**Data entries:**
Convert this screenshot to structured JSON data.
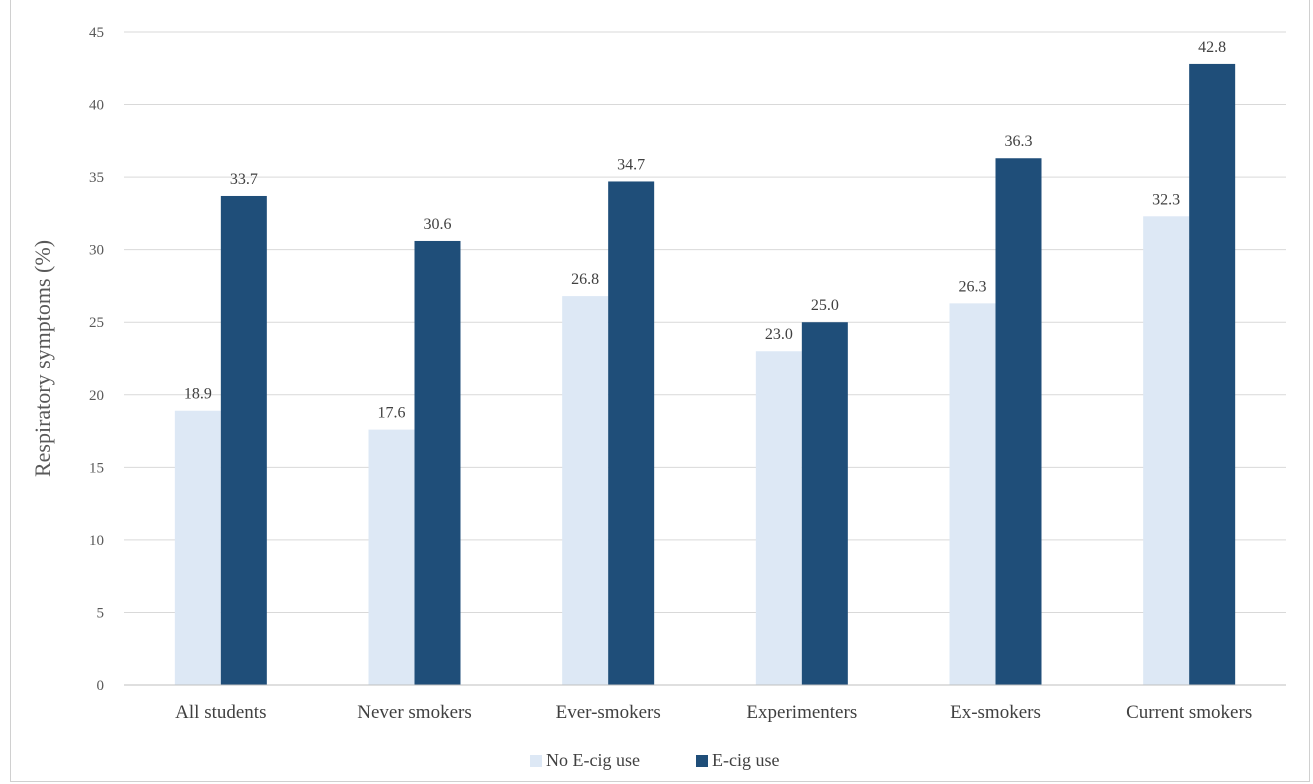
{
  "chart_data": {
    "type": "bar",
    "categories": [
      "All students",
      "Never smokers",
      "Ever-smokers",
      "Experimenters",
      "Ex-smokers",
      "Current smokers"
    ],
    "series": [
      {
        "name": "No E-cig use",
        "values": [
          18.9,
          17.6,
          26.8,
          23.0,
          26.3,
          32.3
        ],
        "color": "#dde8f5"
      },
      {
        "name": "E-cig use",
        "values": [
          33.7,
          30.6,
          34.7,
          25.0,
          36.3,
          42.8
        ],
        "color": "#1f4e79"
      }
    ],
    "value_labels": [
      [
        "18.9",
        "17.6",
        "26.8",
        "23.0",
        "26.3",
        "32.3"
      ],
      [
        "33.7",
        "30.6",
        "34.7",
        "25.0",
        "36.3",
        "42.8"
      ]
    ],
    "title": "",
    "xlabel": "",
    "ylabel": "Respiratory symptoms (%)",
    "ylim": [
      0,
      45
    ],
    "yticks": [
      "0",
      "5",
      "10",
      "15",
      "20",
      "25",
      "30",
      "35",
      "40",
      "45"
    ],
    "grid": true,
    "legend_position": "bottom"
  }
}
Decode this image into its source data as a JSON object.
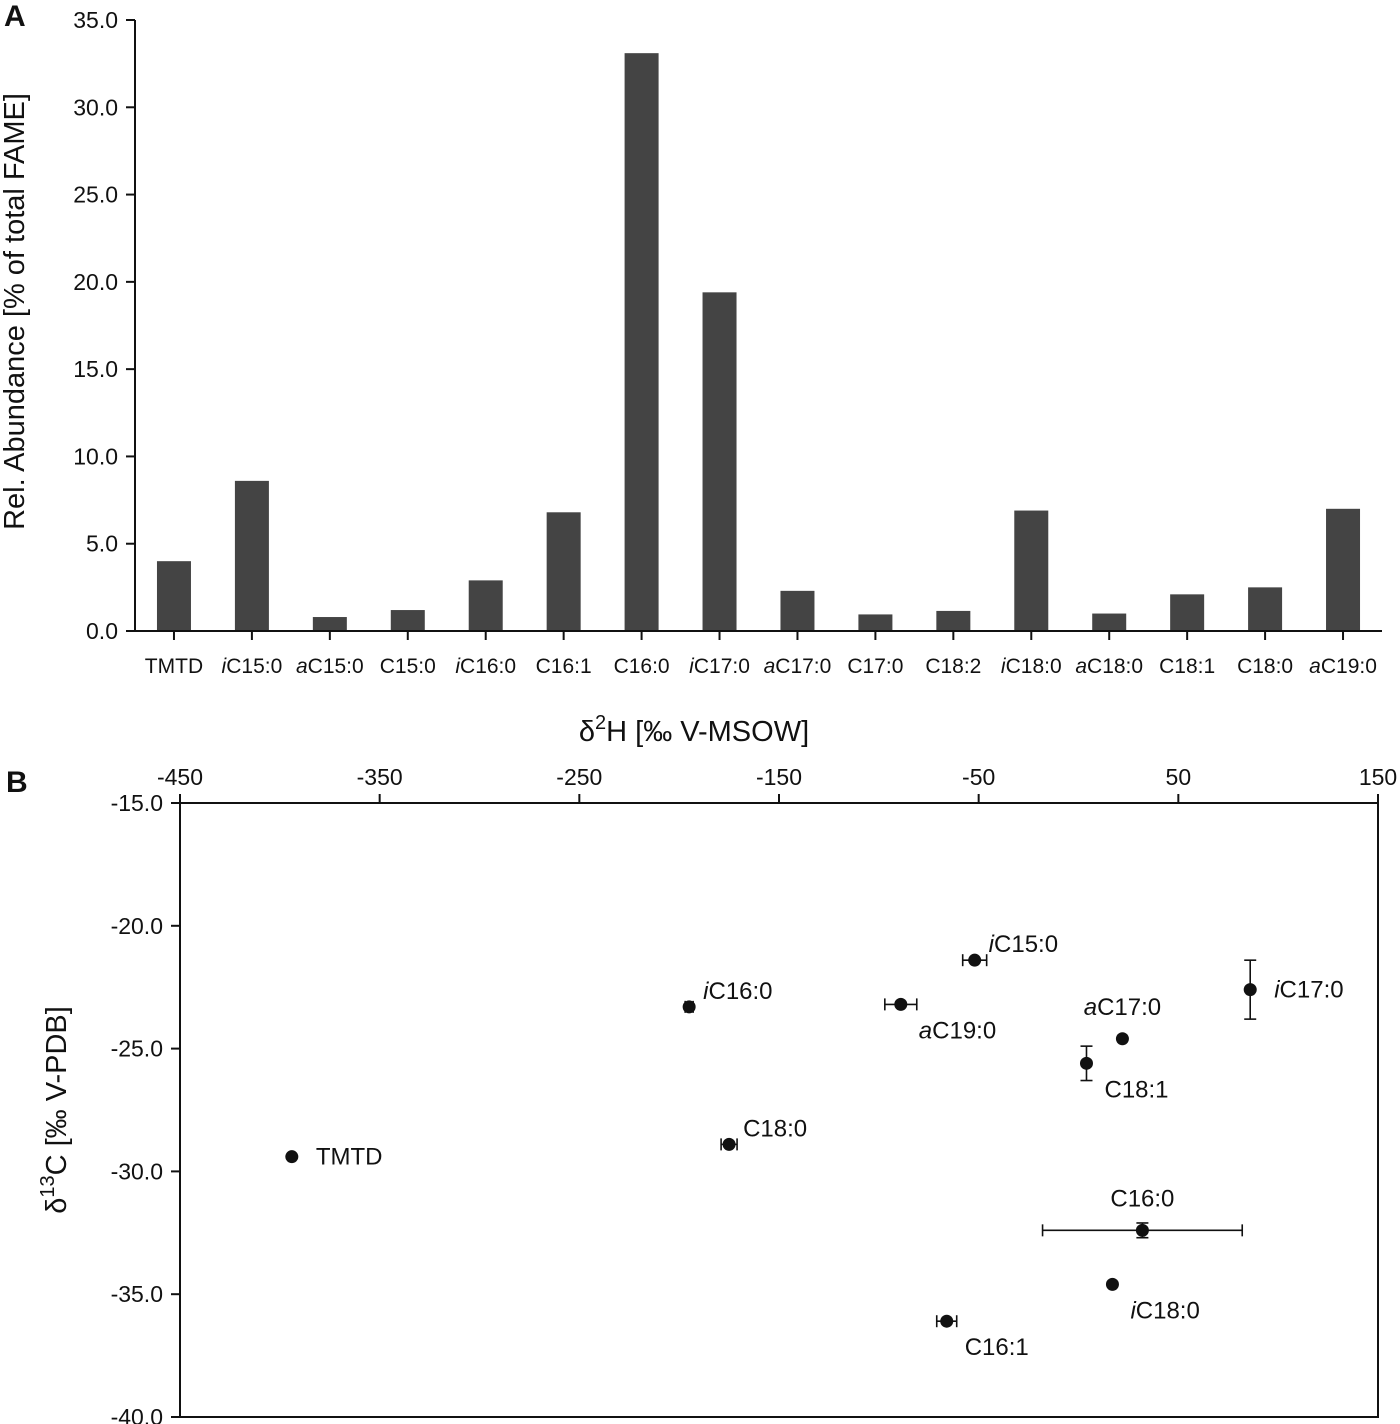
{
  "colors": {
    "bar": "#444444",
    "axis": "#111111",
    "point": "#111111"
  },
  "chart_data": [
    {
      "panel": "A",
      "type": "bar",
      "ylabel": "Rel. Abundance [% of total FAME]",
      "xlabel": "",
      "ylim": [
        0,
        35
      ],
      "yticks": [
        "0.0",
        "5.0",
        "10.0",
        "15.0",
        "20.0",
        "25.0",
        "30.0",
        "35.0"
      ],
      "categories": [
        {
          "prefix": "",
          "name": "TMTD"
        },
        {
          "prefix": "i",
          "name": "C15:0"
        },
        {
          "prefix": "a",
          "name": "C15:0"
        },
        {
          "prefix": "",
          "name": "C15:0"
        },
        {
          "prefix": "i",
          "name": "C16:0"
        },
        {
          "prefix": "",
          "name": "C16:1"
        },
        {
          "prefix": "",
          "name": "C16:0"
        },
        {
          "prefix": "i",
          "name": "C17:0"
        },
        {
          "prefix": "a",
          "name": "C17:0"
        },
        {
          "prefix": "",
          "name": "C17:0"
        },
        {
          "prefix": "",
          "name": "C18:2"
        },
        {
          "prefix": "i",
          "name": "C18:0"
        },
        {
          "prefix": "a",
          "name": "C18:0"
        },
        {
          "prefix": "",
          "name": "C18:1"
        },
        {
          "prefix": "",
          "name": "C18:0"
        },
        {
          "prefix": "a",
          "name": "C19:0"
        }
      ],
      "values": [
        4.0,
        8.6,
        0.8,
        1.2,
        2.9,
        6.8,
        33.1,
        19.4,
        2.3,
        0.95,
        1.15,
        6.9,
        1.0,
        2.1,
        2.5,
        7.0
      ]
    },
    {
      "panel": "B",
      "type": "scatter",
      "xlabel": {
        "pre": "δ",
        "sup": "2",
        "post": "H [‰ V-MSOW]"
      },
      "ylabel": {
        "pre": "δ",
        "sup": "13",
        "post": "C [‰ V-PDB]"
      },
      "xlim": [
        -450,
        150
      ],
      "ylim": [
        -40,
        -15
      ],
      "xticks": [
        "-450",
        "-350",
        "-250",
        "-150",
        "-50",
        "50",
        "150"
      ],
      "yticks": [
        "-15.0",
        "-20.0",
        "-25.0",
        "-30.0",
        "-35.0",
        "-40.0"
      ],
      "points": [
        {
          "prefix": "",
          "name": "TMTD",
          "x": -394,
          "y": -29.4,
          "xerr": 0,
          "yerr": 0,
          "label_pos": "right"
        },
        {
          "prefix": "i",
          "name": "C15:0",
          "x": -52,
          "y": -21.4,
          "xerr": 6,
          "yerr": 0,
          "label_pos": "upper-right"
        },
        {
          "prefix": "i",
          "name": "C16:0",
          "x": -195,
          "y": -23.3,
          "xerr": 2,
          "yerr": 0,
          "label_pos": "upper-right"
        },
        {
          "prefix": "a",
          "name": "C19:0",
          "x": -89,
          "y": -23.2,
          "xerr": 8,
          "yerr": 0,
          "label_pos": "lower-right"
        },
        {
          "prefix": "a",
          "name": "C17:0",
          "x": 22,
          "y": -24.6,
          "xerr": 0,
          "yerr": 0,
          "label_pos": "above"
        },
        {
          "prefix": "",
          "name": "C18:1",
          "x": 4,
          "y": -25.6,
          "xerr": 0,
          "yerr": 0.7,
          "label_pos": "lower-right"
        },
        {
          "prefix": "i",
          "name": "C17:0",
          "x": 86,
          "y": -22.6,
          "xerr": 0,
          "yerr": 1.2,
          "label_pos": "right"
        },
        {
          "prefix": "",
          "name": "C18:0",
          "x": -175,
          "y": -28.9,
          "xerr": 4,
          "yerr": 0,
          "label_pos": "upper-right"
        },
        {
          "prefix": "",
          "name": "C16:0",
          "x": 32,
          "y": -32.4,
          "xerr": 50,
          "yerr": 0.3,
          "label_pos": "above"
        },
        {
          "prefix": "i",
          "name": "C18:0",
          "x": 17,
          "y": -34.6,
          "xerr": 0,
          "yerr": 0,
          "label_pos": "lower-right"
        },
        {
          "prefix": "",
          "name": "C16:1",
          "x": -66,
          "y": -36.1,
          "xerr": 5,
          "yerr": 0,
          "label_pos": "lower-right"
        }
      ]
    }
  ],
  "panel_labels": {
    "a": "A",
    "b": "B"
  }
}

**Task to complete:** Restate each line of the records exactly; pictures do not belong in the copy.

**Full solution:**
Convert this screenshot to structured JSON data.
{
  "chart_data": {
    "type": "bar",
    "categories": [
      "All students",
      "Never smokers",
      "Ever-smokers",
      "Experimenters",
      "Ex-smokers",
      "Current smokers"
    ],
    "series": [
      {
        "name": "No E-cig use",
        "values": [
          18.9,
          17.6,
          26.8,
          23.0,
          26.3,
          32.3
        ],
        "color": "#dde8f5"
      },
      {
        "name": "E-cig use",
        "values": [
          33.7,
          30.6,
          34.7,
          25.0,
          36.3,
          42.8
        ],
        "color": "#1f4e79"
      }
    ],
    "value_labels": [
      [
        "18.9",
        "17.6",
        "26.8",
        "23.0",
        "26.3",
        "32.3"
      ],
      [
        "33.7",
        "30.6",
        "34.7",
        "25.0",
        "36.3",
        "42.8"
      ]
    ],
    "title": "",
    "xlabel": "",
    "ylabel": "Respiratory symptoms (%)",
    "ylim": [
      0,
      45
    ],
    "yticks": [
      "0",
      "5",
      "10",
      "15",
      "20",
      "25",
      "30",
      "35",
      "40",
      "45"
    ],
    "grid": true,
    "legend_position": "bottom"
  }
}
Decode this image into its source data as a JSON object.
{
  "colors": {
    "bar": "#444444",
    "axis": "#111111",
    "point": "#111111"
  },
  "chart_data": [
    {
      "panel": "A",
      "type": "bar",
      "ylabel": "Rel. Abundance [% of total FAME]",
      "xlabel": "",
      "ylim": [
        0,
        35
      ],
      "yticks": [
        "0.0",
        "5.0",
        "10.0",
        "15.0",
        "20.0",
        "25.0",
        "30.0",
        "35.0"
      ],
      "categories": [
        {
          "prefix": "",
          "name": "TMTD"
        },
        {
          "prefix": "i",
          "name": "C15:0"
        },
        {
          "prefix": "a",
          "name": "C15:0"
        },
        {
          "prefix": "",
          "name": "C15:0"
        },
        {
          "prefix": "i",
          "name": "C16:0"
        },
        {
          "prefix": "",
          "name": "C16:1"
        },
        {
          "prefix": "",
          "name": "C16:0"
        },
        {
          "prefix": "i",
          "name": "C17:0"
        },
        {
          "prefix": "a",
          "name": "C17:0"
        },
        {
          "prefix": "",
          "name": "C17:0"
        },
        {
          "prefix": "",
          "name": "C18:2"
        },
        {
          "prefix": "i",
          "name": "C18:0"
        },
        {
          "prefix": "a",
          "name": "C18:0"
        },
        {
          "prefix": "",
          "name": "C18:1"
        },
        {
          "prefix": "",
          "name": "C18:0"
        },
        {
          "prefix": "a",
          "name": "C19:0"
        }
      ],
      "values": [
        4.0,
        8.6,
        0.8,
        1.2,
        2.9,
        6.8,
        33.1,
        19.4,
        2.3,
        0.95,
        1.15,
        6.9,
        1.0,
        2.1,
        2.5,
        7.0
      ]
    },
    {
      "panel": "B",
      "type": "scatter",
      "xlabel": {
        "pre": "δ",
        "sup": "2",
        "post": "H [‰ V-MSOW]"
      },
      "ylabel": {
        "pre": "δ",
        "sup": "13",
        "post": "C [‰ V-PDB]"
      },
      "xlim": [
        -450,
        150
      ],
      "ylim": [
        -40,
        -15
      ],
      "xticks": [
        "-450",
        "-350",
        "-250",
        "-150",
        "-50",
        "50",
        "150"
      ],
      "yticks": [
        "-15.0",
        "-20.0",
        "-25.0",
        "-30.0",
        "-35.0",
        "-40.0"
      ],
      "points": [
        {
          "prefix": "",
          "name": "TMTD",
          "x": -394,
          "y": -29.4,
          "xerr": 0,
          "yerr": 0,
          "label_pos": "right"
        },
        {
          "prefix": "i",
          "name": "C15:0",
          "x": -52,
          "y": -21.4,
          "xerr": 6,
          "yerr": 0,
          "label_pos": "upper-right"
        },
        {
          "prefix": "i",
          "name": "C16:0",
          "x": -195,
          "y": -23.3,
          "xerr": 2,
          "yerr": 0,
          "label_pos": "upper-right"
        },
        {
          "prefix": "a",
          "name": "C19:0",
          "x": -89,
          "y": -23.2,
          "xerr": 8,
          "yerr": 0,
          "label_pos": "lower-right"
        },
        {
          "prefix": "a",
          "name": "C17:0",
          "x": 22,
          "y": -24.6,
          "xerr": 0,
          "yerr": 0,
          "label_pos": "above"
        },
        {
          "prefix": "",
          "name": "C18:1",
          "x": 4,
          "y": -25.6,
          "xerr": 0,
          "yerr": 0.7,
          "label_pos": "lower-right"
        },
        {
          "prefix": "i",
          "name": "C17:0",
          "x": 86,
          "y": -22.6,
          "xerr": 0,
          "yerr": 1.2,
          "label_pos": "right"
        },
        {
          "prefix": "",
          "name": "C18:0",
          "x": -175,
          "y": -28.9,
          "xerr": 4,
          "yerr": 0,
          "label_pos": "upper-right"
        },
        {
          "prefix": "",
          "name": "C16:0",
          "x": 32,
          "y": -32.4,
          "xerr": 50,
          "yerr": 0.3,
          "label_pos": "above"
        },
        {
          "prefix": "i",
          "name": "C18:0",
          "x": 17,
          "y": -34.6,
          "xerr": 0,
          "yerr": 0,
          "label_pos": "lower-right"
        },
        {
          "prefix": "",
          "name": "C16:1",
          "x": -66,
          "y": -36.1,
          "xerr": 5,
          "yerr": 0,
          "label_pos": "lower-right"
        }
      ]
    }
  ],
  "panel_labels": {
    "a": "A",
    "b": "B"
  }
}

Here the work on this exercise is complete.